— Что сделать —
Определите, согласуется ли каждое из утверждений ниже с фрагментом текста, и ответьте «да» или «нет», дословно приведя решающие слова фрагмента.
1. Оркестром и хором MusicAeterna руководил Евгений Воробьев.
2. Партию Тамино исполнял Артем Савченко.
3. На первых тактах увертюры басы расходились со скрипками.

В музыкальном отношении спектакль скорее удался — прежде всего звучанием оркестра и хора MusicAeterna под чутким и уверенным руководством Евгения Воробьева; он хорошо известен пермякам как руководитель (до недавнего времени) местного хора Parma Voces. На первых тактах увертюры, правда, басы явственно разъезжались со скрипками, но потом все выправилось, музыканты подстроились, да к тому же впору было отвлечься на чудесный мягкий звук лирического сопрано Елене Гвритишвили (Памина) и свободно льющийся тенор Бориса Степанова (Тамино).

Баритон Артема Савченко (Папагено) радовал гибкостью и пластичностью музыкальной фразировки и качественным вокалом.

Данные для понимания документов
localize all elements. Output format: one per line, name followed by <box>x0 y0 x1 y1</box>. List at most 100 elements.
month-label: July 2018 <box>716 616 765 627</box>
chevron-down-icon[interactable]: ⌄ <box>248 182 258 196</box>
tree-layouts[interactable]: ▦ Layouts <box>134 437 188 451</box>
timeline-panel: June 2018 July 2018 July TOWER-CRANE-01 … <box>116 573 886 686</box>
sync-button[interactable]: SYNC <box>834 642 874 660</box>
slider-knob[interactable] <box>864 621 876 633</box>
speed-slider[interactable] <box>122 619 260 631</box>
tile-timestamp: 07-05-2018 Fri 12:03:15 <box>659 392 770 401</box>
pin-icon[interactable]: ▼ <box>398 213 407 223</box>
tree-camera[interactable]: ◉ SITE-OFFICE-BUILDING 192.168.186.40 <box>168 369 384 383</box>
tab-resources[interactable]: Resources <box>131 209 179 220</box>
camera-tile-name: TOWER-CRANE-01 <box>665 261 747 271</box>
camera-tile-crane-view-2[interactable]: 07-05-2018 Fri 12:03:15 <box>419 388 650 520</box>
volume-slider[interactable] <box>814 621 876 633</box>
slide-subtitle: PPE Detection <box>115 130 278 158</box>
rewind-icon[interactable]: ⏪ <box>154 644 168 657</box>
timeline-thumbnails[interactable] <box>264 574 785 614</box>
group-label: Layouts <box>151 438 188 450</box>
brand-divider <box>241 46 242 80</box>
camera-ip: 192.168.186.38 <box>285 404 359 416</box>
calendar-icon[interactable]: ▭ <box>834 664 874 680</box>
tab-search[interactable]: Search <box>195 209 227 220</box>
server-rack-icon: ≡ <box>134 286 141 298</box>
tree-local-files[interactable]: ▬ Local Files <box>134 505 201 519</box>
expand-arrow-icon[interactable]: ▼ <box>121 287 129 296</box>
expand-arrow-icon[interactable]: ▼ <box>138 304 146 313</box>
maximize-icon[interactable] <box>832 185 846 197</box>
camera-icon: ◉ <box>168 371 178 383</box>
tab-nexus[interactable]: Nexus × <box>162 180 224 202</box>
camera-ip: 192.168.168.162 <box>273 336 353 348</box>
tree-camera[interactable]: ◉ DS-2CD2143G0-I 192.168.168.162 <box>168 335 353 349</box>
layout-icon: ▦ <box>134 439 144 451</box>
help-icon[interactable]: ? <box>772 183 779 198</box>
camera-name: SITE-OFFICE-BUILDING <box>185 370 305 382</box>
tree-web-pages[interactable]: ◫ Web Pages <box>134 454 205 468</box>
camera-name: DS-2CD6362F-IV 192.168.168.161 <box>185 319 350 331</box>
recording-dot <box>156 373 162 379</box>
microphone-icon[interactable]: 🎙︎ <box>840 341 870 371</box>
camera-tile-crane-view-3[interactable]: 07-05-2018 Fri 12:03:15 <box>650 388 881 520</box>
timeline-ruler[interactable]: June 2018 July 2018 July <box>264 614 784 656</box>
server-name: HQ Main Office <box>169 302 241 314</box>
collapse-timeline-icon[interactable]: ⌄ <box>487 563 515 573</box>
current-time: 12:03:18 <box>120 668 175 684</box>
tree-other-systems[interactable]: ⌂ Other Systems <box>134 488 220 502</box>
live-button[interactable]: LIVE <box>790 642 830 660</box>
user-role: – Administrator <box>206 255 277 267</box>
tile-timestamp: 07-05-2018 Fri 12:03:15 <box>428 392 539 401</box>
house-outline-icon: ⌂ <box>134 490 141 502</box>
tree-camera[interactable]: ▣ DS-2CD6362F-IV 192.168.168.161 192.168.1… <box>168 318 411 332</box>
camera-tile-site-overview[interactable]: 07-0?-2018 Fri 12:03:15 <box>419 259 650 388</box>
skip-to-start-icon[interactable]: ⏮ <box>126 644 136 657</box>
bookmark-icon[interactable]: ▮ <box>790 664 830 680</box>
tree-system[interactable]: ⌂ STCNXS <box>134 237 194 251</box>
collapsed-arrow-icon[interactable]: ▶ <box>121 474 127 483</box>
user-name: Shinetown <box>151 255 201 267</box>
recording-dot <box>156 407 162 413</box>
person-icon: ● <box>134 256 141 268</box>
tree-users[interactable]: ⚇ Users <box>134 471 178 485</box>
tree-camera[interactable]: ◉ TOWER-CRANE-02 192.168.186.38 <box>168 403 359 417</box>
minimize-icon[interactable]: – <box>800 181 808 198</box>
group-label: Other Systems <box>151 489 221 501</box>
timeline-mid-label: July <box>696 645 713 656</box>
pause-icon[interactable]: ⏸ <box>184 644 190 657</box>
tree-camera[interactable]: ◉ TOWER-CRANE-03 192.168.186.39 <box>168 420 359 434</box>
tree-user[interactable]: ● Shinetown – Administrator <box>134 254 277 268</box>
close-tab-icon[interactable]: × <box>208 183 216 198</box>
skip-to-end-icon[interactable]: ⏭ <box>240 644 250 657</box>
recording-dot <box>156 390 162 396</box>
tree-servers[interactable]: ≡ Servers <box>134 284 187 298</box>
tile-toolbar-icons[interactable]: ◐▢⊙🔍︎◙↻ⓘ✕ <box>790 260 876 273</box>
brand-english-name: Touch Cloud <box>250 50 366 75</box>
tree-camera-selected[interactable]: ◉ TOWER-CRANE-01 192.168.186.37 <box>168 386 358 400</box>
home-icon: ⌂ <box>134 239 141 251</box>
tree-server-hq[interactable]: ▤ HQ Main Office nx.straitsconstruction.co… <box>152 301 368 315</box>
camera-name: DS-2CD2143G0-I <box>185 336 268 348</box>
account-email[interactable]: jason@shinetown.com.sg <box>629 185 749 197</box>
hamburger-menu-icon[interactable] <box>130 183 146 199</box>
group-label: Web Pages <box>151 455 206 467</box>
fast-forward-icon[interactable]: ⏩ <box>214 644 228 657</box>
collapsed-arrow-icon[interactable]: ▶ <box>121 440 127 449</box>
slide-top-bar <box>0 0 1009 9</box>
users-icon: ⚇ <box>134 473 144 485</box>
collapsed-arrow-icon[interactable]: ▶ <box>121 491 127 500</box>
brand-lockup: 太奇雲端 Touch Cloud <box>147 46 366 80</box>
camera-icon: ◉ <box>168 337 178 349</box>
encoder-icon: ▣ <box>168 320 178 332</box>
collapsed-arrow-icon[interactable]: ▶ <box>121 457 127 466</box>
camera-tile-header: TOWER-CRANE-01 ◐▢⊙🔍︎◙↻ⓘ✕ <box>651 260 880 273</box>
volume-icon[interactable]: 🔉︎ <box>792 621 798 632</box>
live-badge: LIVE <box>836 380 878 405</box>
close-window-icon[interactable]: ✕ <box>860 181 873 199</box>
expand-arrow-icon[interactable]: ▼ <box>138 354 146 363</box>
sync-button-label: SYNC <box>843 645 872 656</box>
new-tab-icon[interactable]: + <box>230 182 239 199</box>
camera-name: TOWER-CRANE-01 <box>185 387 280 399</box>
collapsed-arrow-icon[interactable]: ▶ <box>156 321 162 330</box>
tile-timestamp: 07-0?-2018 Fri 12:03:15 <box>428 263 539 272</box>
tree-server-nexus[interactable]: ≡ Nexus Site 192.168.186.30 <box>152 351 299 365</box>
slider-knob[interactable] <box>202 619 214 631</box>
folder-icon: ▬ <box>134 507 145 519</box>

— Итог выполнения —
1. Да: «звучанием оркестра и хора MusicAeterna под чутким и уверенным руководством Евгения Воробьева».
2. Нет: «свободно льющийся тенор Бориса Степанова (Тамино)».
3. Да: «На первых тактах увертюры, правда, басы явственно разъезжались со скрипками».